## Given instruction A
Translate this sentence from the Christmas Bethlehem story into Spanish: "And they have the best apple cider."

## Source text

......

But the point is, most of the time we aren’t, but every year at Christmas time, a church in the next town over puts on a Bethlehem and it’s kind of a tradition to go.  They go all out.  The building is massive, and they’ve got it all decked out.  There’s animals and stalls and everyone is in costume and in character.  When you get there, they give you some pennies and you can go and barter for cool little trinkets, and there’s other more expensive things you can buy with your own money.  And they have the best apple cider.  All in all, it’s pretty cool.
But anyway.  We go every year, bundled up in hats and scarves and mittens, and have a good time.  We’ve been doing it for as long as I can remember, and my mom talks about going when she was a kid.
I’m going to mention again that everyone is massively in character, especially the really super hardcore religious adults.  Because this is an important fact.
Every year since I was about thirteen or so, there’s been this one lady who worked at a stall selling ponchos (I have, like, three.  They’re really cool).  She was probably there before that, but I was thirteen when she started trying to barter for me to marry her son, who was also about thirteen.
“What a pretty little thing.  I think you’d make a very good wife for my son.  These are your parents?  I’ll give you six goats for your daughter’s marriage to my son.”
Her son, meanwhile, is in the “shop” behind her looking absolutely mortified and like he’d rather be anywhere else than there, and I’m pretty sure I probably looked just as embarrassed.
My parents gave her some sort of excuse, like it wasn’t enough goats or they weren’t ready to marry me off yet or something, and we moved on.
The next year we’re back again, and come up near to the same stall.
“Ah!  You’re back again!  Have you married your daughter off yet?  I can up my offer to nine goats and three chickens for your daughter to marry my son.”
Somehow she remembered the exact people she’d tried to buy their daughter off of for an entire year?  So my parents are refusing her offers again and me and the son are trading embarrassed looks and we go on our way.
And then it happens again.  And again.  And again.  Each and every one of the last six years this lady has tried to buy me in goats to be her son’s wife. 
 A couple years ago when we were waiting in line to get inside my mom jokingly said that they should accept this year and see what she’d do and I completely refused because it was mortifying enough as it was.
One year we brought my friend with us and we’re waiting outside and my sister was like “Are you gonna sell Kee this year?” and my dad was like “Maybe if there’s enough goats” and my friend was confused as heck and I was like “This lady tries to buy me to marry her son every year.  I told you that” and she’s like “Yeah but I didn’t think this was a thing that actually happened” and she was still skeptical and by the time my parents had finished refusing the lady’s offer, she’s killing herself laughing and then spent the next few months telling me I couldn’t look at guys because I already had a fiancée.
Anyway, it happened again this Christmas and the son has somehow gotten almost ridiculously attractive since last year.  The speech this year had something to do with how I was far too old to not have a husband yet, and the son and I just rolled our eyes at each other as his mom tried to barter with my parents for me.

......

## Records shown
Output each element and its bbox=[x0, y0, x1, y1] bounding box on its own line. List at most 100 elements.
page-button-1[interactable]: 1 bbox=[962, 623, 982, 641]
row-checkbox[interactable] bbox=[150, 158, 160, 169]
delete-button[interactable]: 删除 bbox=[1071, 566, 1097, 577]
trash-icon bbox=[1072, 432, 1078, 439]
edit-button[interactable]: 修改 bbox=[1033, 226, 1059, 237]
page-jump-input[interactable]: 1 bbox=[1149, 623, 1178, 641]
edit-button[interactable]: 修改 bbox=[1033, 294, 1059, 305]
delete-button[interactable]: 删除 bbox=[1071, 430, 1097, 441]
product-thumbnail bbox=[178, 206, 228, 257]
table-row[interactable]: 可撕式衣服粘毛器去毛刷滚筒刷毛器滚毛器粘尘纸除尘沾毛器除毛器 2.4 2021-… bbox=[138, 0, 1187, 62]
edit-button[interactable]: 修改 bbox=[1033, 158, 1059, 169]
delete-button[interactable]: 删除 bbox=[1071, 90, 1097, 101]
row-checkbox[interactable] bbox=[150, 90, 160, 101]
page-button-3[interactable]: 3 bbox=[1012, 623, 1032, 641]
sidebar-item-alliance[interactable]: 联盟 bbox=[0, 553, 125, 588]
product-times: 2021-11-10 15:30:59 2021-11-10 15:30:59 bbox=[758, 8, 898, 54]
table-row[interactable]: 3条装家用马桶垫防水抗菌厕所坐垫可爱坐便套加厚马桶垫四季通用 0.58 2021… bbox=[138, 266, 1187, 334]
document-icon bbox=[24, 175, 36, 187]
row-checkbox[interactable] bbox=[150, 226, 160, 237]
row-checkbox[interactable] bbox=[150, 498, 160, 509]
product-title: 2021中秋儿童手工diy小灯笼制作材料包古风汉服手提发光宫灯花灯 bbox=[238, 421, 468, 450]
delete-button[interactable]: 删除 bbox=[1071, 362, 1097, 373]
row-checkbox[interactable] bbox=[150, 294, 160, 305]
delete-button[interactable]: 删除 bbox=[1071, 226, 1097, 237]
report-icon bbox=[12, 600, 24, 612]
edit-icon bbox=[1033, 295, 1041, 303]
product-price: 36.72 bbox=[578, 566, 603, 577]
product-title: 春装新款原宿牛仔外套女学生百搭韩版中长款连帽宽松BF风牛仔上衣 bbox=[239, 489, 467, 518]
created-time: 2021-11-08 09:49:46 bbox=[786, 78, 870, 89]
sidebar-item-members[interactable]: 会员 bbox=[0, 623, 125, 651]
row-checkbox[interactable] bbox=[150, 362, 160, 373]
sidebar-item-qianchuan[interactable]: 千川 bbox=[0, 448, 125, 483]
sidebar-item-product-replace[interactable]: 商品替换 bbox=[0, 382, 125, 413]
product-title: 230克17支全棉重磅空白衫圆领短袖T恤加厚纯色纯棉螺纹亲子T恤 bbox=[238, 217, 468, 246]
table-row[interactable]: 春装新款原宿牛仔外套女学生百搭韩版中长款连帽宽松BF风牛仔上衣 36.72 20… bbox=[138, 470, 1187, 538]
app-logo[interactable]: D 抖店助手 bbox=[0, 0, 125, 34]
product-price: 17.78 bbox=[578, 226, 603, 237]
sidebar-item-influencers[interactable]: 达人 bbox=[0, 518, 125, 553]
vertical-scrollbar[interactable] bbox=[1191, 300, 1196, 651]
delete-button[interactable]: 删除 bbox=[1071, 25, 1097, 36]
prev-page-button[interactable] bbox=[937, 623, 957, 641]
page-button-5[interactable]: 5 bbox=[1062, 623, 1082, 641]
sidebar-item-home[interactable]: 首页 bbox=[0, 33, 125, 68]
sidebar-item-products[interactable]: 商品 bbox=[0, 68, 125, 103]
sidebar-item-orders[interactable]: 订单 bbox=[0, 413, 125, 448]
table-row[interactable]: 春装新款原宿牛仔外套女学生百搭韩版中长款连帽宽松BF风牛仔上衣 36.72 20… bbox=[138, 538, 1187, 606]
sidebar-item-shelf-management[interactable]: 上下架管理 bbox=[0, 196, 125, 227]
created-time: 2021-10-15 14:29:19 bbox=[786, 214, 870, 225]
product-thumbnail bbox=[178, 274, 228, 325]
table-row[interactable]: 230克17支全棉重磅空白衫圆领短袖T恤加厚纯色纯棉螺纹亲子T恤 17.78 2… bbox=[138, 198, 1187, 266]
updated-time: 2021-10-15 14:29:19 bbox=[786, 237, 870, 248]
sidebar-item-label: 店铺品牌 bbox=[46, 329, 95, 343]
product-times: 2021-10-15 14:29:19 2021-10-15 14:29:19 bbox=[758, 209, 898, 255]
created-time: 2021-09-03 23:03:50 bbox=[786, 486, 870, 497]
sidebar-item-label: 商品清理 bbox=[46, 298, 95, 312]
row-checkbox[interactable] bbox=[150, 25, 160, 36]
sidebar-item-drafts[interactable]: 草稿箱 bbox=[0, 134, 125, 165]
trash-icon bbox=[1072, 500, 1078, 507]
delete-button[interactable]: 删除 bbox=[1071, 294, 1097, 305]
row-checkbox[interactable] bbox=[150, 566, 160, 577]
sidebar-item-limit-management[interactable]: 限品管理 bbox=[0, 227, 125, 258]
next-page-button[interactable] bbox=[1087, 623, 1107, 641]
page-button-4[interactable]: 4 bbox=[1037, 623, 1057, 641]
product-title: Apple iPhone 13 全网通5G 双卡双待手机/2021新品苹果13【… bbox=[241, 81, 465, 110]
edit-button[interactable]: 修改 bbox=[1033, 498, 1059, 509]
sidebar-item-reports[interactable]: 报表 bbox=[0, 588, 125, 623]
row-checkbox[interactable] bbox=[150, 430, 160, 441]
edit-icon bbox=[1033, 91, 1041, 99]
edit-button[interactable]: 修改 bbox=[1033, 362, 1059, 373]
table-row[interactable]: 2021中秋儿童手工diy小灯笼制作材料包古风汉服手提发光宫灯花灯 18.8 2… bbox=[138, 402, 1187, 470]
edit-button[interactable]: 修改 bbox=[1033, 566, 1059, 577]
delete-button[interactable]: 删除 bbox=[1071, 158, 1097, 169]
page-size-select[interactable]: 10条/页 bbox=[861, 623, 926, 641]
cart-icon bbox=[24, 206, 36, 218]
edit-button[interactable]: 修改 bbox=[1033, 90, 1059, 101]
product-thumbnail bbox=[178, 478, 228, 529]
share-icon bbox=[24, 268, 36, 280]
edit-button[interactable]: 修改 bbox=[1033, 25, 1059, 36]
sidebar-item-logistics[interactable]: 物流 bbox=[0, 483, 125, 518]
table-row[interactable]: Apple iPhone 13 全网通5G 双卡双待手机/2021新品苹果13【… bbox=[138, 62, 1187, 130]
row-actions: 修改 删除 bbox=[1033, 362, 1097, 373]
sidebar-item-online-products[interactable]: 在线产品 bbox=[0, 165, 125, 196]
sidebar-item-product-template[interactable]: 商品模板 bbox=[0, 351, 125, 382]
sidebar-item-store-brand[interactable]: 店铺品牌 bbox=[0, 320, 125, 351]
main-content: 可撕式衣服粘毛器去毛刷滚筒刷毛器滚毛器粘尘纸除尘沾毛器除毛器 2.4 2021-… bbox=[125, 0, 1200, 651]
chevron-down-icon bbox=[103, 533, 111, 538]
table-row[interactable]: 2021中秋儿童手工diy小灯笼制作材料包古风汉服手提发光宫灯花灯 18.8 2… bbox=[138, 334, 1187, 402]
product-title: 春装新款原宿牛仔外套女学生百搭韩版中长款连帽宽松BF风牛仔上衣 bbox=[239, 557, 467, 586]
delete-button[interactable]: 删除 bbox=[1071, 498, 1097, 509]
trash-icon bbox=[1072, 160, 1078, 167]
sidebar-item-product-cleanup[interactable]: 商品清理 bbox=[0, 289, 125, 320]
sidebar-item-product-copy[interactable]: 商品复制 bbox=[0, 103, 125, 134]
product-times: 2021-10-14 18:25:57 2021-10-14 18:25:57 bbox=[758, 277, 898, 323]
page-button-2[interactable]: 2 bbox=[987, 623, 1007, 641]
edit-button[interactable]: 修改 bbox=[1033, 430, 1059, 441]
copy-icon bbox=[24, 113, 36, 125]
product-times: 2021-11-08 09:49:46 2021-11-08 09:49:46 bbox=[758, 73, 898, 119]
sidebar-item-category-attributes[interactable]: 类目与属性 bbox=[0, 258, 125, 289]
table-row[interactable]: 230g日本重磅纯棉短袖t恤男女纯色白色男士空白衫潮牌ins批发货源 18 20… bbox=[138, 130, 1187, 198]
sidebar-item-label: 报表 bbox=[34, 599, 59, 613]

......

## Given instruction B
Change "edit-button" to "modify-button" in the records, from their first line up to and including the line with "row-checkbox[interactable] bbox=[150, 362, 160, 373]", and return only those lines with everything else unchanged.

## Result A
Y tienen la mejor sidra de manzana.

## Result B
Output each element and its bbox=[x0, y0, x1, y1] bounding box on its own line. List at most 100 elements.
page-button-1[interactable]: 1 bbox=[962, 623, 982, 641]
row-checkbox[interactable] bbox=[150, 158, 160, 169]
delete-button[interactable]: 删除 bbox=[1071, 566, 1097, 577]
trash-icon bbox=[1072, 432, 1078, 439]
modify-button[interactable]: 修改 bbox=[1033, 226, 1059, 237]
page-jump-input[interactable]: 1 bbox=[1149, 623, 1178, 641]
modify-button[interactable]: 修改 bbox=[1033, 294, 1059, 305]
delete-button[interactable]: 删除 bbox=[1071, 430, 1097, 441]
product-thumbnail bbox=[178, 206, 228, 257]
table-row[interactable]: 可撕式衣服粘毛器去毛刷滚筒刷毛器滚毛器粘尘纸除尘沾毛器除毛器 2.4 2021-… bbox=[138, 0, 1187, 62]
modify-button[interactable]: 修改 bbox=[1033, 158, 1059, 169]
delete-button[interactable]: 删除 bbox=[1071, 90, 1097, 101]
row-checkbox[interactable] bbox=[150, 90, 160, 101]
page-button-3[interactable]: 3 bbox=[1012, 623, 1032, 641]
sidebar-item-alliance[interactable]: 联盟 bbox=[0, 553, 125, 588]
product-times: 2021-11-10 15:30:59 2021-11-10 15:30:59 bbox=[758, 8, 898, 54]
table-row[interactable]: 3条装家用马桶垫防水抗菌厕所坐垫可爱坐便套加厚马桶垫四季通用 0.58 2021… bbox=[138, 266, 1187, 334]
document-icon bbox=[24, 175, 36, 187]
row-checkbox[interactable] bbox=[150, 226, 160, 237]
row-checkbox[interactable] bbox=[150, 498, 160, 509]
product-title: 2021中秋儿童手工diy小灯笼制作材料包古风汉服手提发光宫灯花灯 bbox=[238, 421, 468, 450]
delete-button[interactable]: 删除 bbox=[1071, 362, 1097, 373]
row-checkbox[interactable] bbox=[150, 294, 160, 305]
delete-button[interactable]: 删除 bbox=[1071, 226, 1097, 237]
report-icon bbox=[12, 600, 24, 612]
edit-icon bbox=[1033, 295, 1041, 303]
product-price: 36.72 bbox=[578, 566, 603, 577]
product-title: 春装新款原宿牛仔外套女学生百搭韩版中长款连帽宽松BF风牛仔上衣 bbox=[239, 489, 467, 518]
created-time: 2021-11-08 09:49:46 bbox=[786, 78, 870, 89]
sidebar-item-members[interactable]: 会员 bbox=[0, 623, 125, 651]
row-checkbox[interactable] bbox=[150, 362, 160, 373]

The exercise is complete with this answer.